» **Task instructions**:
Copy every line of the material below word for word.

» **Data excerpts**:

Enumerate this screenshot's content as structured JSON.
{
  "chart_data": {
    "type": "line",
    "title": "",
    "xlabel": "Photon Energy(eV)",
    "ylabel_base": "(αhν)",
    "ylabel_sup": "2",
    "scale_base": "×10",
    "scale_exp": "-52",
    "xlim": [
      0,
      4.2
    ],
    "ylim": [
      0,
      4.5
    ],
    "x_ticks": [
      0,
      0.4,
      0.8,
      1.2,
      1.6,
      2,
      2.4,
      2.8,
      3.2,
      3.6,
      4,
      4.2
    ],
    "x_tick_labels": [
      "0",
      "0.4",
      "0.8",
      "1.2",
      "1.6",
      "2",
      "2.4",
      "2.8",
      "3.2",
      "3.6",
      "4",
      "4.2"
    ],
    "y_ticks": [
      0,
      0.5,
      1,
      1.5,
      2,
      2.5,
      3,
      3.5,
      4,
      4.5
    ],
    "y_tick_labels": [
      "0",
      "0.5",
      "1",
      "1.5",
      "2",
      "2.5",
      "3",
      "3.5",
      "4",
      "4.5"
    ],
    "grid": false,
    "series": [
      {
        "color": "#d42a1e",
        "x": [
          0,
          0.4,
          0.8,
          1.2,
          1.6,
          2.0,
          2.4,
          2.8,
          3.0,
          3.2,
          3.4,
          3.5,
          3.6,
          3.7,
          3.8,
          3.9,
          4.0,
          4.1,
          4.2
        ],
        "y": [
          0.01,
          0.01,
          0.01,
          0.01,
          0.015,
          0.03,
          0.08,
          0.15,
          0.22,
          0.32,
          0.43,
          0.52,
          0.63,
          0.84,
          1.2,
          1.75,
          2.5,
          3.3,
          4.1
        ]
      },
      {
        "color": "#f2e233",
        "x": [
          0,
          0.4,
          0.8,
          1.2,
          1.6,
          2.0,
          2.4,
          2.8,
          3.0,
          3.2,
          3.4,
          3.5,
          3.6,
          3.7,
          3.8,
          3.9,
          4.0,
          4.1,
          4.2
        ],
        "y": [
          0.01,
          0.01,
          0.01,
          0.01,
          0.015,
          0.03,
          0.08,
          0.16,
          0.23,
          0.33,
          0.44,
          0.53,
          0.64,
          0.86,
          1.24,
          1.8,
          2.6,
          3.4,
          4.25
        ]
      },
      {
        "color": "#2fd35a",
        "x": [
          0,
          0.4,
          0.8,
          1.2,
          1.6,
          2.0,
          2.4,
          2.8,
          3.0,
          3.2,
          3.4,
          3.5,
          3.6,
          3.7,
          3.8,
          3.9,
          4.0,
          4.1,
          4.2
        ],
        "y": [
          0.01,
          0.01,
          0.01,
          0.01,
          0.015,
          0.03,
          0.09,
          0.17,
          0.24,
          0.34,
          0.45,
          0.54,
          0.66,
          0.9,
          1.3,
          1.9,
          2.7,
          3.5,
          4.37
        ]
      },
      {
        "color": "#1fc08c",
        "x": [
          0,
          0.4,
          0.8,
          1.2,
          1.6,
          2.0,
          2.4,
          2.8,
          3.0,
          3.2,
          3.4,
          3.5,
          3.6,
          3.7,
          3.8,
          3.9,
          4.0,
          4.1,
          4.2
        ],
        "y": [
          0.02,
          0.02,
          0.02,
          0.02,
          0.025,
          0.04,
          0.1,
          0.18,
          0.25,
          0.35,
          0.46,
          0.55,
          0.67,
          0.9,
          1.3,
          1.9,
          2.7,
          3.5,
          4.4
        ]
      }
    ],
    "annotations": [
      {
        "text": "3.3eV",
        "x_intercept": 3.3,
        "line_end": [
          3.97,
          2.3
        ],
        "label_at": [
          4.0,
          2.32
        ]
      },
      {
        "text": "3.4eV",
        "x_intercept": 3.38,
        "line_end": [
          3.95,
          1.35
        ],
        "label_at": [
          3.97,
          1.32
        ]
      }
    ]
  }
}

» **Result below**:
Enumerate this screenshot's content as structured JSON.
{
  "chart_data": {
    "type": "line",
    "title": "",
    "xlabel": "Photon Energy(eV)",
    "ylabel_base": "(αhν)",
    "ylabel_sup": "2",
    "scale_base": "×10",
    "scale_exp": "-52",
    "xlim": [
      0,
      4.2
    ],
    "ylim": [
      0,
      4.5
    ],
    "x_ticks": [
      0,
      0.4,
      0.8,
      1.2,
      1.6,
      2,
      2.4,
      2.8,
      3.2,
      3.6,
      4,
      4.2
    ],
    "x_tick_labels": [
      "0",
      "0.4",
      "0.8",
      "1.2",
      "1.6",
      "2",
      "2.4",
      "2.8",
      "3.2",
      "3.6",
      "4",
      "4.2"
    ],
    "y_ticks": [
      0,
      0.5,
      1,
      1.5,
      2,
      2.5,
      3,
      3.5,
      4,
      4.5
    ],
    "y_tick_labels": [
      "0",
      "0.5",
      "1",
      "1.5",
      "2",
      "2.5",
      "3",
      "3.5",
      "4",
      "4.5"
    ],
    "grid": false,
    "series": [
      {
        "color": "#d42a1e",
        "x": [
          0,
          0.4,
          0.8,
          1.2,
          1.6,
          2.0,
          2.4,
          2.8,
          3.0,
          3.2,
          3.4,
          3.5,
          3.6,
          3.7,
          3.8,
          3.9,
          4.0,
          4.1,
          4.2
        ],
        "y": [
          0.01,
          0.01,
          0.01,
          0.01,
          0.015,
          0.03,
          0.08,
          0.15,
          0.22,
          0.32,
          0.43,
          0.52,
          0.63,
          0.84,
          1.2,
          1.75,
          2.5,
          3.3,
          4.1
        ]
      },
      {
        "color": "#f2e233",
        "x": [
          0,
          0.4,
          0.8,
          1.2,
          1.6,
          2.0,
          2.4,
          2.8,
          3.0,
          3.2,
          3.4,
          3.5,
          3.6,
          3.7,
          3.8,
          3.9,
          4.0,
          4.1,
          4.2
        ],
        "y": [
          0.01,
          0.01,
          0.01,
          0.01,
          0.015,
          0.03,
          0.08,
          0.16,
          0.23,
          0.33,
          0.44,
          0.53,
          0.64,
          0.86,
          1.24,
          1.8,
          2.6,
          3.4,
          4.25
        ]
      },
      {
        "color": "#2fd35a",
        "x": [
          0,
          0.4,
          0.8,
          1.2,
          1.6,
          2.0,
          2.4,
          2.8,
          3.0,
          3.2,
          3.4,
          3.5,
          3.6,
          3.7,
          3.8,
          3.9,
          4.0,
          4.1,
          4.2
        ],
        "y": [
          0.01,
          0.01,
          0.01,
          0.01,
          0.015,
          0.03,
          0.09,
          0.17,
          0.24,
          0.34,
          0.45,
          0.54,
          0.66,
          0.9,
          1.3,
          1.9,
          2.7,
          3.5,
          4.37
        ]
      },
      {
        "color": "#1fc08c",
        "x": [
          0,
          0.4,
          0.8,
          1.2,
          1.6,
          2.0,
          2.4,
          2.8,
          3.0,
          3.2,
          3.4,
          3.5,
          3.6,
          3.7,
          3.8,
          3.9,
          4.0,
          4.1,
          4.2
        ],
        "y": [
          0.02,
          0.02,
          0.02,
          0.02,
          0.025,
          0.04,
          0.1,
          0.18,
          0.25,
          0.35,
          0.46,
          0.55,
          0.67,
          0.9,
          1.3,
          1.9,
          2.7,
          3.5,
          4.4
        ]
      }
    ],
    "annotations": [
      {
        "text": "3.3eV",
        "x_intercept": 3.3,
        "line_end": [
          3.97,
          2.3
        ],
        "label_at": [
          4.0,
          2.32
        ]
      },
      {
        "text": "3.4eV",
        "x_intercept": 3.38,
        "line_end": [
          3.95,
          1.35
        ],
        "label_at": [
          3.97,
          1.32
        ]
      }
    ]
  }
}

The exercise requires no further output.